▶ [Aim of the task]: Make a verbatim copy of the entries below; pictures stay out.

-- START --

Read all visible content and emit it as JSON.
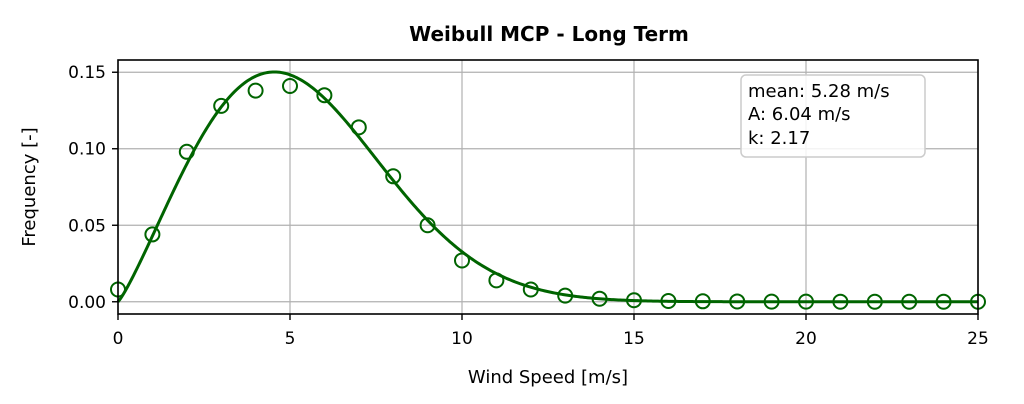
{
  "chart_data": {
    "type": "line",
    "title": "Weibull MCP - Long Term",
    "xlabel": "Wind Speed [m/s]",
    "ylabel": "Frequency [-]",
    "xlim": [
      0,
      25
    ],
    "ylim": [
      -0.008,
      0.158
    ],
    "xticks": [
      0,
      5,
      10,
      15,
      20,
      25
    ],
    "yticks": [
      0.0,
      0.05,
      0.1,
      0.15
    ],
    "ytick_labels": [
      "0.00",
      "0.05",
      "0.10",
      "0.15"
    ],
    "grid": true,
    "color": "#006400",
    "fit": {
      "A": 6.04,
      "k": 2.17
    },
    "series": [
      {
        "kind": "markers",
        "x": [
          0,
          1,
          2,
          3,
          4,
          5,
          6,
          7,
          8,
          9,
          10,
          11,
          12,
          13,
          14,
          15,
          16,
          17,
          18,
          19,
          20,
          21,
          22,
          23,
          24,
          25
        ],
        "y": [
          0.008,
          0.044,
          0.098,
          0.128,
          0.138,
          0.141,
          0.135,
          0.114,
          0.082,
          0.05,
          0.027,
          0.014,
          0.008,
          0.004,
          0.002,
          0.001,
          0.0005,
          0.0003,
          0.0002,
          0.0001,
          0.0001,
          0.0,
          0.0,
          0.0,
          0.0,
          0.0
        ]
      },
      {
        "kind": "line",
        "function": "weibull_pdf"
      }
    ],
    "legend": {
      "position": "top-right",
      "lines": [
        "mean: 5.28 m/s",
        "A: 6.04 m/s",
        "k: 2.17"
      ]
    }
  }
}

-- END --

▶ [Answer to this problem]:
Read all visible content and emit it as JSON.
{
  "chart_data": {
    "type": "line",
    "title": "Weibull MCP - Long Term",
    "xlabel": "Wind Speed [m/s]",
    "ylabel": "Frequency [-]",
    "xlim": [
      0,
      25
    ],
    "ylim": [
      -0.008,
      0.158
    ],
    "xticks": [
      0,
      5,
      10,
      15,
      20,
      25
    ],
    "yticks": [
      0.0,
      0.05,
      0.1,
      0.15
    ],
    "ytick_labels": [
      "0.00",
      "0.05",
      "0.10",
      "0.15"
    ],
    "grid": true,
    "color": "#006400",
    "fit": {
      "A": 6.04,
      "k": 2.17
    },
    "series": [
      {
        "kind": "markers",
        "x": [
          0,
          1,
          2,
          3,
          4,
          5,
          6,
          7,
          8,
          9,
          10,
          11,
          12,
          13,
          14,
          15,
          16,
          17,
          18,
          19,
          20,
          21,
          22,
          23,
          24,
          25
        ],
        "y": [
          0.008,
          0.044,
          0.098,
          0.128,
          0.138,
          0.141,
          0.135,
          0.114,
          0.082,
          0.05,
          0.027,
          0.014,
          0.008,
          0.004,
          0.002,
          0.001,
          0.0005,
          0.0003,
          0.0002,
          0.0001,
          0.0001,
          0.0,
          0.0,
          0.0,
          0.0,
          0.0
        ]
      },
      {
        "kind": "line",
        "function": "weibull_pdf"
      }
    ],
    "legend": {
      "position": "top-right",
      "lines": [
        "mean: 5.28 m/s",
        "A: 6.04 m/s",
        "k: 2.17"
      ]
    }
  }
}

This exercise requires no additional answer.